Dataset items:
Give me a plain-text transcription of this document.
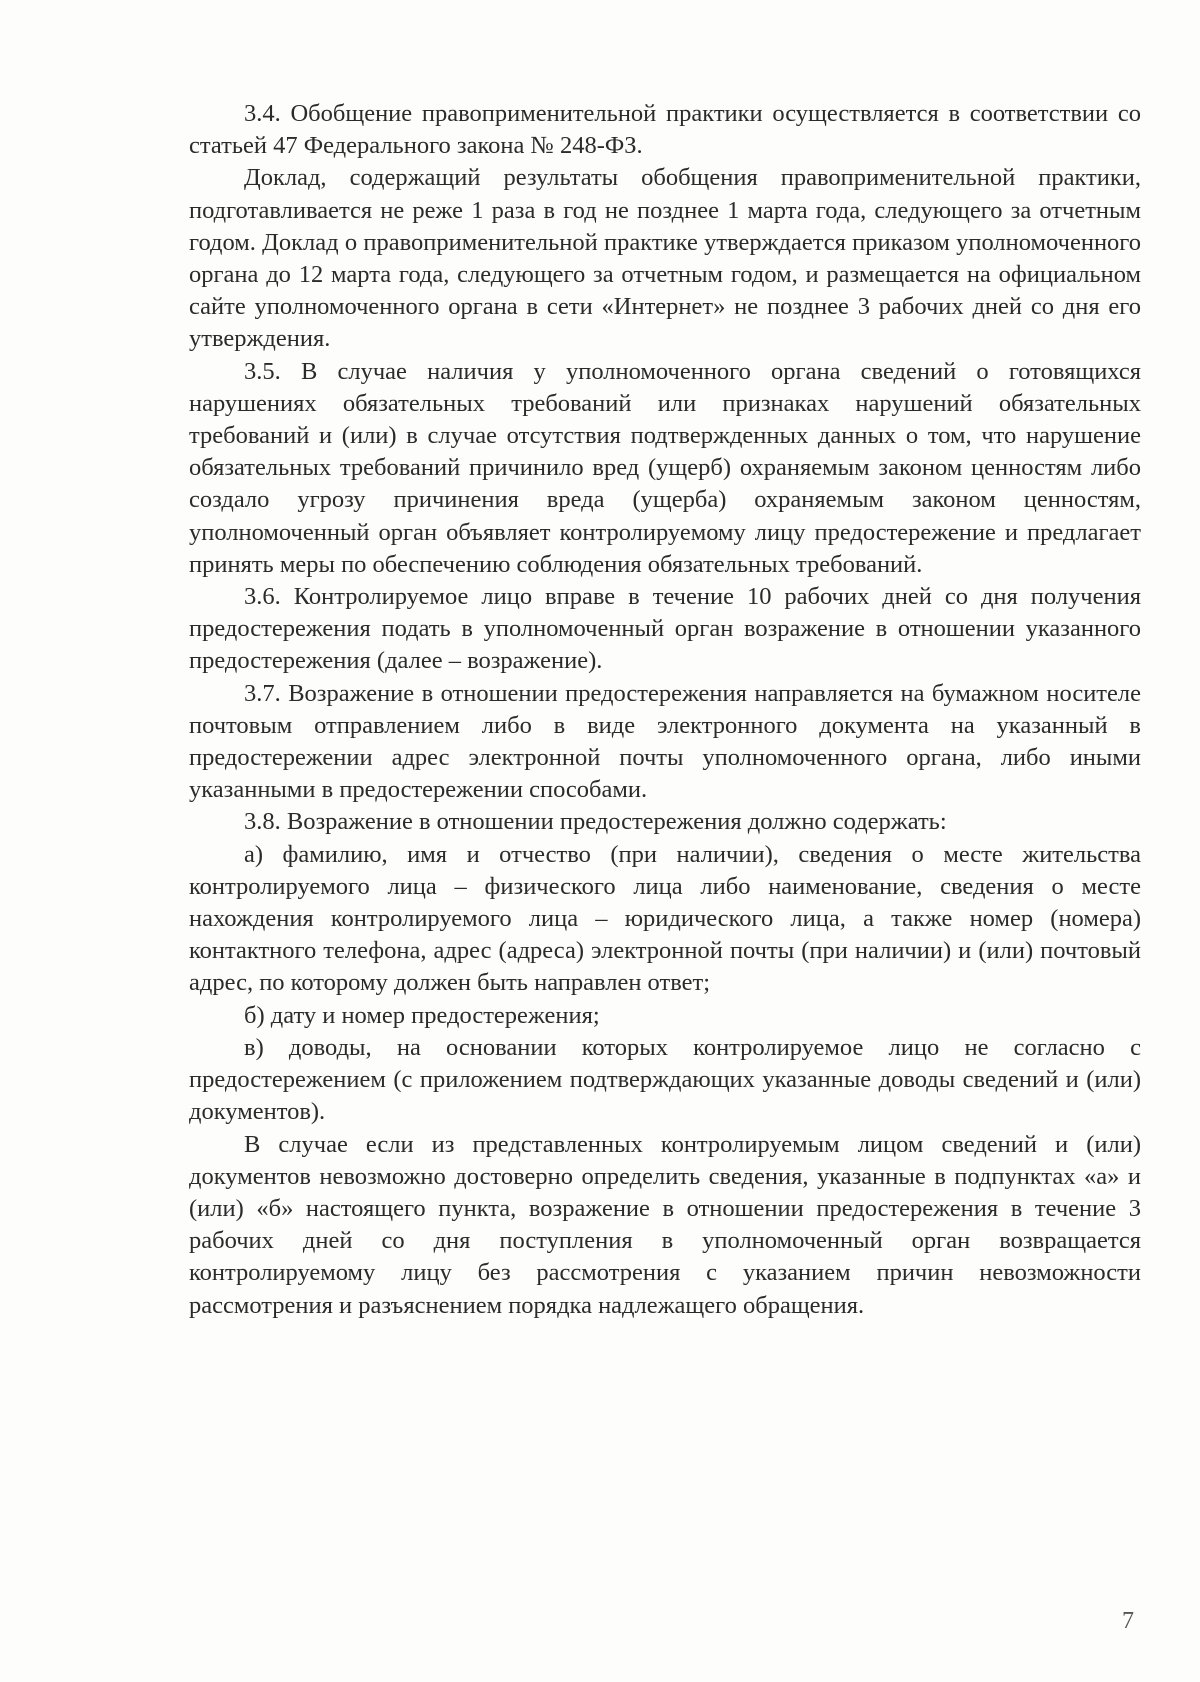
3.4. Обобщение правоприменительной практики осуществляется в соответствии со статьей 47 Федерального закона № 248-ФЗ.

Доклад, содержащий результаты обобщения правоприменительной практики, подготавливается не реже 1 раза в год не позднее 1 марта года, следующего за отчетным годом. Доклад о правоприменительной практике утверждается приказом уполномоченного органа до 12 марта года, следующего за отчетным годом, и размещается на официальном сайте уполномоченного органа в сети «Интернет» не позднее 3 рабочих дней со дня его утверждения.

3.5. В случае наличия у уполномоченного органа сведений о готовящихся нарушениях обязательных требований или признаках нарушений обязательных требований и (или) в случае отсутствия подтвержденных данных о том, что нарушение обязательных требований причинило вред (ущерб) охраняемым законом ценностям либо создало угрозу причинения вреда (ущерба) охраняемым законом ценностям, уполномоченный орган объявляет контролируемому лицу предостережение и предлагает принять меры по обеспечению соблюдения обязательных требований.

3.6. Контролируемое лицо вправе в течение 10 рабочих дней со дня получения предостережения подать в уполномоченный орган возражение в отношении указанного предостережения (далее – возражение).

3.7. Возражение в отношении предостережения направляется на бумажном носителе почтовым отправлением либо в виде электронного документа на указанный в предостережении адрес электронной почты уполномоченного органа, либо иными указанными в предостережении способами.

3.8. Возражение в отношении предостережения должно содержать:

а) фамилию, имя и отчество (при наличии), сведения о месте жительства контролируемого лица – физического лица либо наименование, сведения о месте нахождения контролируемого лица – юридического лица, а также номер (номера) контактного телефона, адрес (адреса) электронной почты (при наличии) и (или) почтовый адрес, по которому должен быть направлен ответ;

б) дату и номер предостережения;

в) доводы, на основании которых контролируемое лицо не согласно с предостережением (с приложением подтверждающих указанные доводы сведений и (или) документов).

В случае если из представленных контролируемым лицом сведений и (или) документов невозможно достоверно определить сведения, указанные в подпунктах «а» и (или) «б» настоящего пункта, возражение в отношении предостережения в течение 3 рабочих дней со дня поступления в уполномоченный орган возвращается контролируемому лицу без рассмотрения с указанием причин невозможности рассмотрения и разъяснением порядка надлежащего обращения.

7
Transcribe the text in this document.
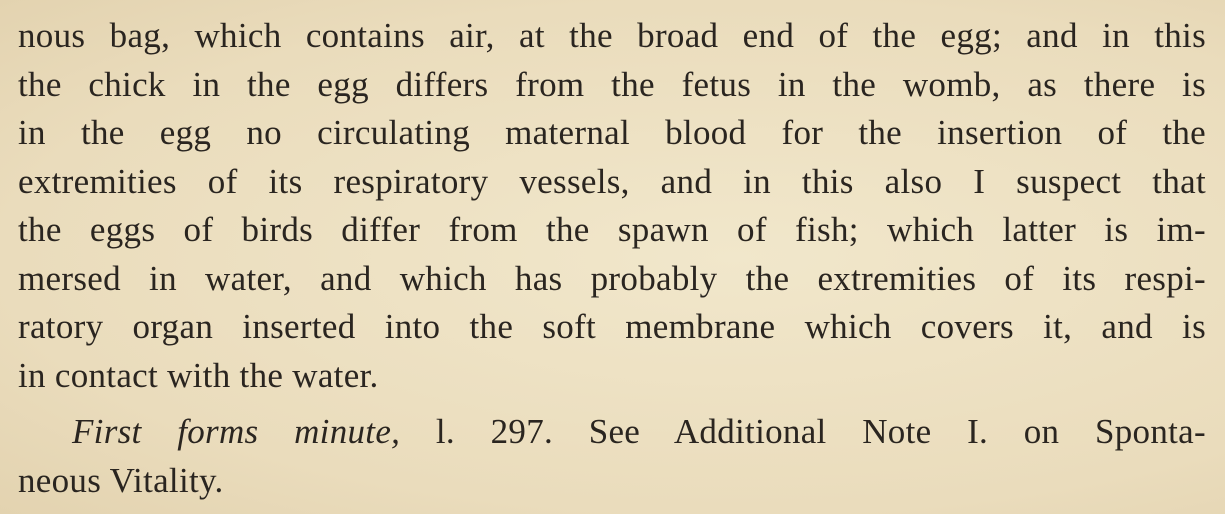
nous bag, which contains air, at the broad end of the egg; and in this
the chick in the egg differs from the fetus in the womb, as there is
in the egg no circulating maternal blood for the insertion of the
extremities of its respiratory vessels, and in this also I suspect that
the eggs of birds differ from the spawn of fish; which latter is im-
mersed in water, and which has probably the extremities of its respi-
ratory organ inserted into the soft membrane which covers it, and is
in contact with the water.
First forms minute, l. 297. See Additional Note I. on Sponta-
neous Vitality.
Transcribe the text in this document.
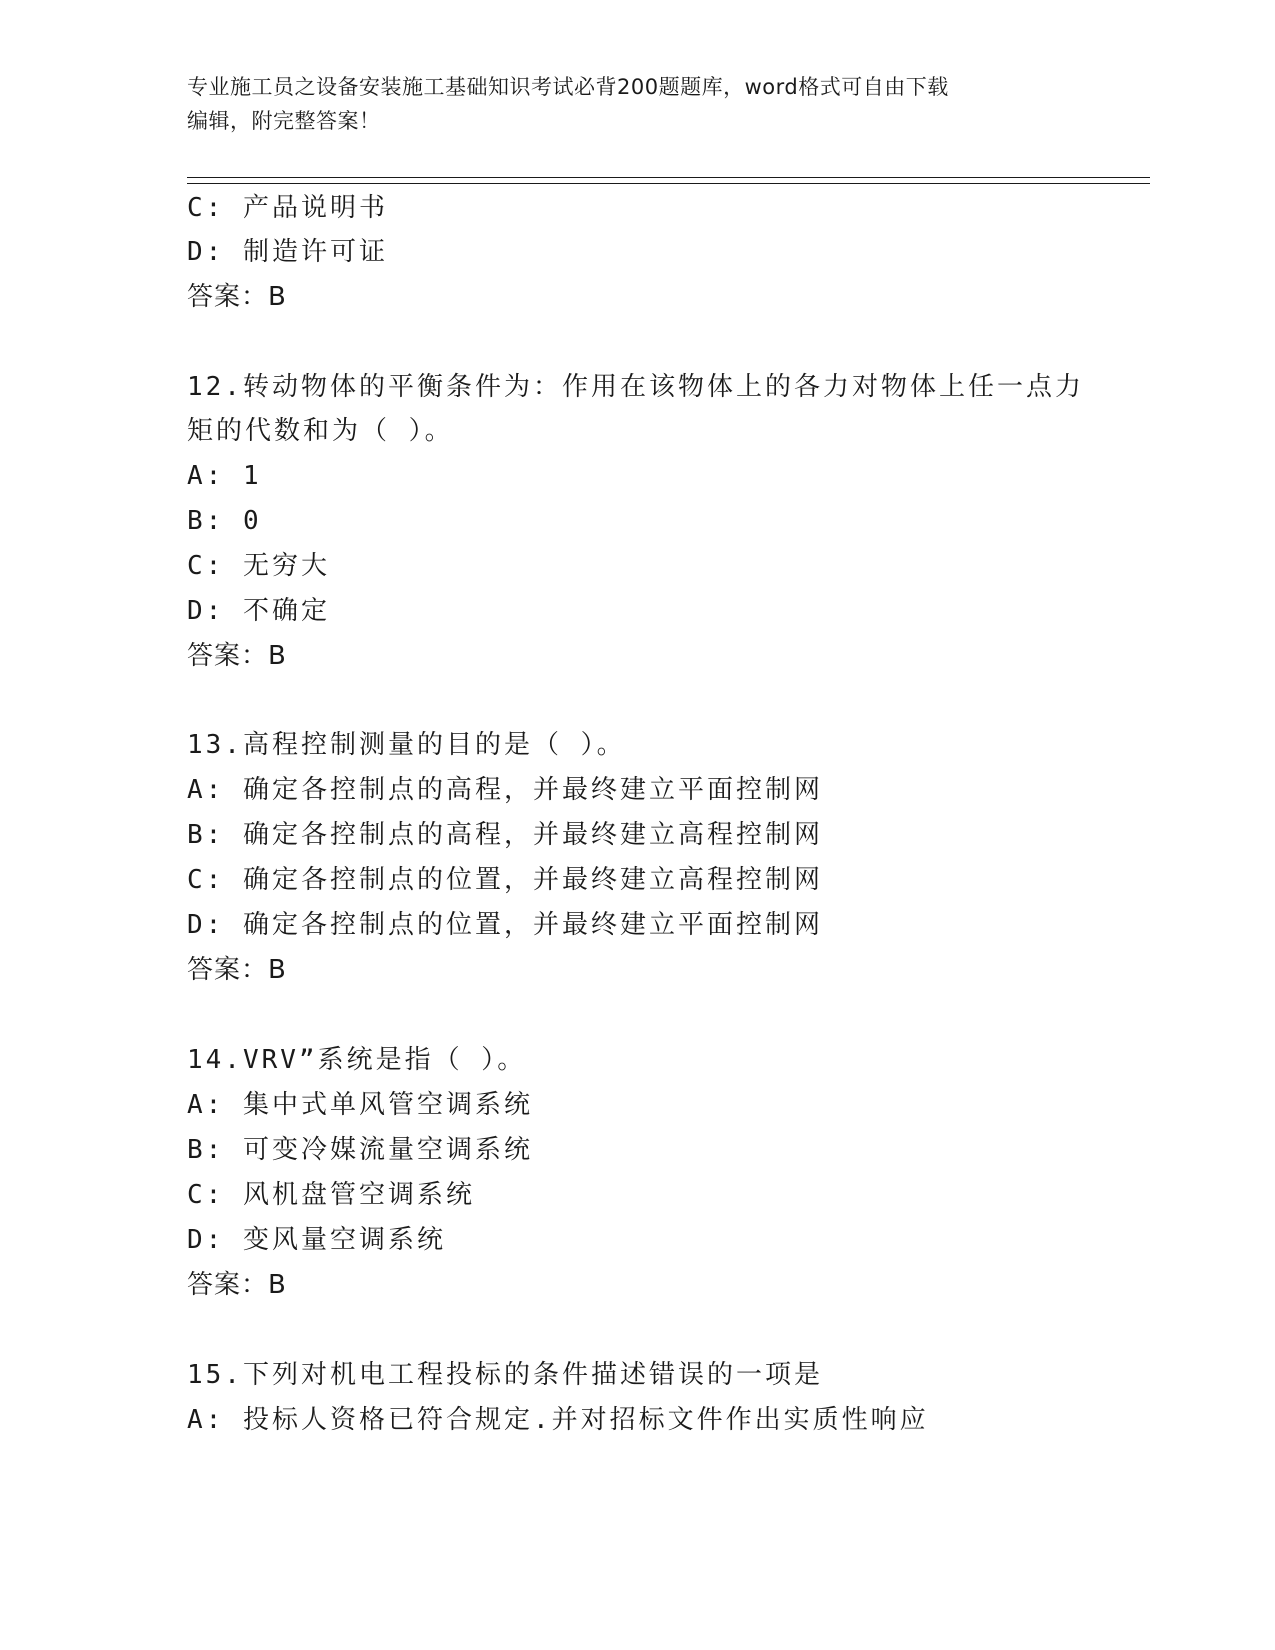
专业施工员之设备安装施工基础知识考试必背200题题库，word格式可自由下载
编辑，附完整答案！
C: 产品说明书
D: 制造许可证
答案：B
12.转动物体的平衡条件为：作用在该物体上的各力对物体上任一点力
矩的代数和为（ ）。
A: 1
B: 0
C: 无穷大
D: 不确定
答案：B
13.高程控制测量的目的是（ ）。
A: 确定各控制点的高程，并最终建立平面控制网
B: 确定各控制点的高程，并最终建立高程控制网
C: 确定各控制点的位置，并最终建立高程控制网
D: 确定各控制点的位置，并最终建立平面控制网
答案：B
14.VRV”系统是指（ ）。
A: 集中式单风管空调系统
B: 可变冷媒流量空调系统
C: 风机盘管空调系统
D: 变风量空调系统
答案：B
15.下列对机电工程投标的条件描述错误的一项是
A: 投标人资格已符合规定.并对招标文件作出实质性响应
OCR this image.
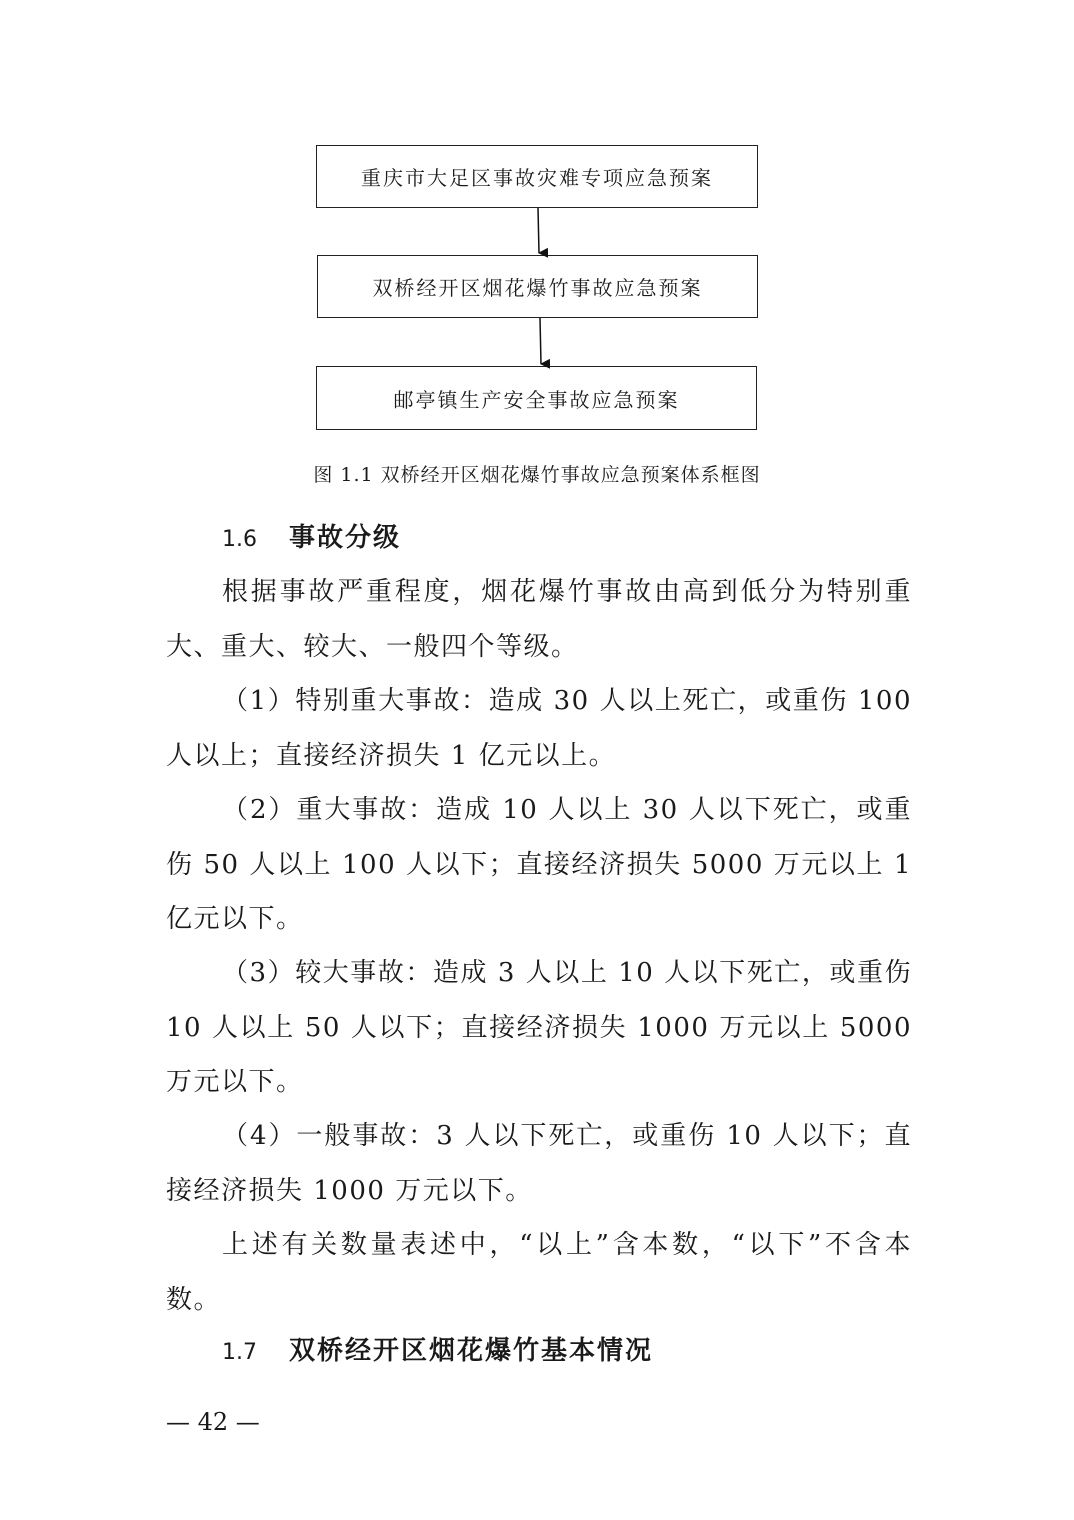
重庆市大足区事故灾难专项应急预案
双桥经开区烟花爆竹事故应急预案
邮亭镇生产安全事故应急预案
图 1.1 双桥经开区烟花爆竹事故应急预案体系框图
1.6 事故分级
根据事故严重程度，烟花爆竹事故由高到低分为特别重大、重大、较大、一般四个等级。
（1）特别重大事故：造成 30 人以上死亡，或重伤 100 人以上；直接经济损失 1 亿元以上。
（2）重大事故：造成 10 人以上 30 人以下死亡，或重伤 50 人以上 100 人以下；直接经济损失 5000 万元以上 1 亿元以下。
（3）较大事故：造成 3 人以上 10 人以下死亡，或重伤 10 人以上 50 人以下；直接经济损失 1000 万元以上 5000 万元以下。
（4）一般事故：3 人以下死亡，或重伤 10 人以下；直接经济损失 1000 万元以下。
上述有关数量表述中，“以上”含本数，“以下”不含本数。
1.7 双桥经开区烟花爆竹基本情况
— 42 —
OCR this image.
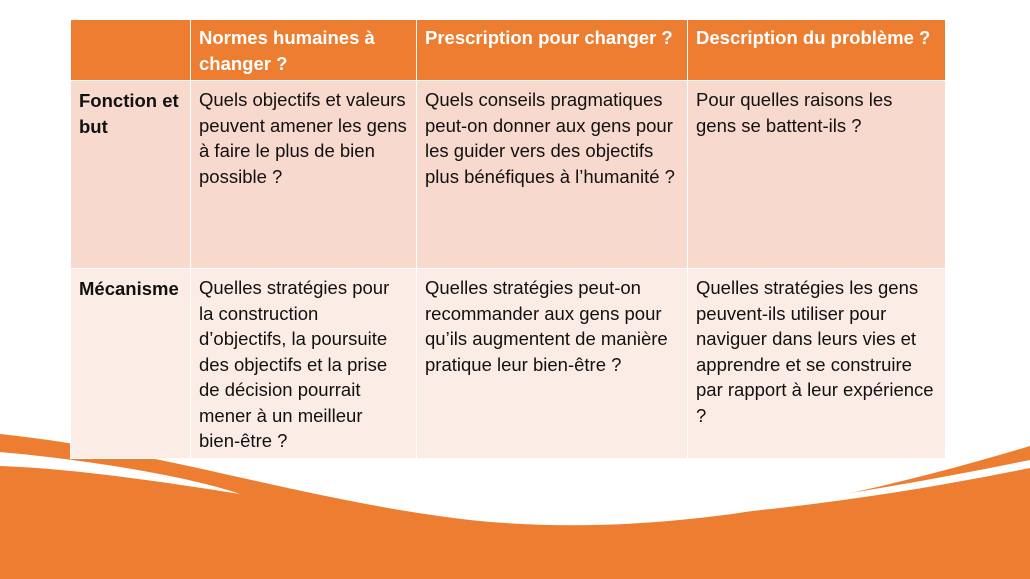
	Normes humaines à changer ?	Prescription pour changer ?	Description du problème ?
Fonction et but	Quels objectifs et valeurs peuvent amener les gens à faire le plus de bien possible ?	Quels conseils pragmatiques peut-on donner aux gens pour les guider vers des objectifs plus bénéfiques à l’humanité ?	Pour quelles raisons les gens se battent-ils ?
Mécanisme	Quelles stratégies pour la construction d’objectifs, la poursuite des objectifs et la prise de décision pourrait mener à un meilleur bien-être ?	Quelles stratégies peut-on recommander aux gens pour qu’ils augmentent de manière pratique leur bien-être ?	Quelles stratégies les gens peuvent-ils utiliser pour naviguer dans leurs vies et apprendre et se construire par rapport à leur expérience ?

**PROBLEM DETAILS**
Copy all of the entries verbatim, leaving out any pictures they contain.

**SOLUTION TO THIS TASK**
Give me a plain-text transcription of this document.
3.4. Обобщение правоприменительной практики осуществляется в соответствии со статьей 47 Федерального закона № 248-ФЗ.

Доклад, содержащий результаты обобщения правоприменительной практики, подготавливается не реже 1 раза в год не позднее 1 марта года, следующего за отчетным годом. Доклад о правоприменительной практике утверждается приказом уполномоченного органа до 12 марта года, следующего за отчетным годом, и размещается на официальном сайте уполномоченного органа в сети «Интернет» не позднее 3 рабочих дней со дня его утверждения.

3.5. В случае наличия у уполномоченного органа сведений о готовящихся нарушениях обязательных требований или признаках нарушений обязательных требований и (или) в случае отсутствия подтвержденных данных о том, что нарушение обязательных требований причинило вред (ущерб) охраняемым законом ценностям либо создало угрозу причинения вреда (ущерба) охраняемым законом ценностям, уполномоченный орган объявляет контролируемому лицу предостережение и предлагает принять меры по обеспечению соблюдения обязательных требований.

3.6. Контролируемое лицо вправе в течение 10 рабочих дней со дня получения предостережения подать в уполномоченный орган возражение в отношении указанного предостережения (далее – возражение).

3.7. Возражение в отношении предостережения направляется на бумажном носителе почтовым отправлением либо в виде электронного документа на указанный в предостережении адрес электронной почты уполномоченного органа, либо иными указанными в предостережении способами.

3.8. Возражение в отношении предостережения должно содержать:

а) фамилию, имя и отчество (при наличии), сведения о месте жительства контролируемого лица – физического лица либо наименование, сведения о месте нахождения контролируемого лица – юридического лица, а также номер (номера) контактного телефона, адрес (адреса) электронной почты (при наличии) и (или) почтовый адрес, по которому должен быть направлен ответ;

б) дату и номер предостережения;

в) доводы, на основании которых контролируемое лицо не согласно с предостережением (с приложением подтверждающих указанные доводы сведений и (или) документов).

В случае если из представленных контролируемым лицом сведений и (или) документов невозможно достоверно определить сведения, указанные в подпунктах «а» и (или) «б» настоящего пункта, возражение в отношении предостережения в течение 3 рабочих дней со дня поступления в уполномоченный орган возвращается контролируемому лицу без рассмотрения с указанием причин невозможности рассмотрения и разъяснением порядка надлежащего обращения.

7
Transcribe the text in this document.
nous bag, which contains air, at the broad end of the egg; and in this
the chick in the egg differs from the fetus in the womb, as there is
in the egg no circulating maternal blood for the insertion of the
extremities of its respiratory vessels, and in this also I suspect that
the eggs of birds differ from the spawn of fish; which latter is im-
mersed in water, and which has probably the extremities of its respi-
ratory organ inserted into the soft membrane which covers it, and is
in contact with the water.
First forms minute, l. 297. See Additional Note I. on Sponta-
neous Vitality.
Transcribe the text in this document.
专业施工员之设备安装施工基础知识考试必背200题题库，word格式可自由下载
编辑，附完整答案！
C: 产品说明书
D: 制造许可证
答案：B
12.转动物体的平衡条件为：作用在该物体上的各力对物体上任一点力
矩的代数和为（ ）。
A: 1
B: 0
C: 无穷大
D: 不确定
答案：B
13.高程控制测量的目的是（ ）。
A: 确定各控制点的高程，并最终建立平面控制网
B: 确定各控制点的高程，并最终建立高程控制网
C: 确定各控制点的位置，并最终建立高程控制网
D: 确定各控制点的位置，并最终建立平面控制网
答案：B
14.VRV”系统是指（ ）。
A: 集中式单风管空调系统
B: 可变冷媒流量空调系统
C: 风机盘管空调系统
D: 变风量空调系统
答案：B
15.下列对机电工程投标的条件描述错误的一项是
A: 投标人资格已符合规定.并对招标文件作出实质性响应
OCR this image.
重庆市大足区事故灾难专项应急预案
双桥经开区烟花爆竹事故应急预案
邮亭镇生产安全事故应急预案
图 1.1 双桥经开区烟花爆竹事故应急预案体系框图
1.6 事故分级
根据事故严重程度，烟花爆竹事故由高到低分为特别重大、重大、较大、一般四个等级。
（1）特别重大事故：造成 30 人以上死亡，或重伤 100 人以上；直接经济损失 1 亿元以上。
（2）重大事故：造成 10 人以上 30 人以下死亡，或重伤 50 人以上 100 人以下；直接经济损失 5000 万元以上 1 亿元以下。
（3）较大事故：造成 3 人以上 10 人以下死亡，或重伤 10 人以上 50 人以下；直接经济损失 1000 万元以上 5000 万元以下。
（4）一般事故：3 人以下死亡，或重伤 10 人以下；直接经济损失 1000 万元以下。
上述有关数量表述中，“以上”含本数，“以下”不含本数。
1.7 双桥经开区烟花爆竹基本情况
— 42 —
OCR this image.
	Normes humaines à changer ?	Prescription pour changer ?	Description du problème ?
Fonction et but	Quels objectifs et valeurs peuvent amener les gens à faire le plus de bien possible ?	Quels conseils pragmatiques peut-on donner aux gens pour les guider vers des objectifs plus bénéfiques à l’humanité ?	Pour quelles raisons les gens se battent-ils ?
Mécanisme	Quelles stratégies pour la construction d’objectifs, la poursuite des objectifs et la prise de décision pourrait mener à un meilleur bien-être ?	Quelles stratégies peut-on recommander aux gens pour qu’ils augmentent de manière pratique leur bien-être ?	Quelles stratégies les gens peuvent-ils utiliser pour naviguer dans leurs vies et apprendre et se construire par rapport à leur expérience ?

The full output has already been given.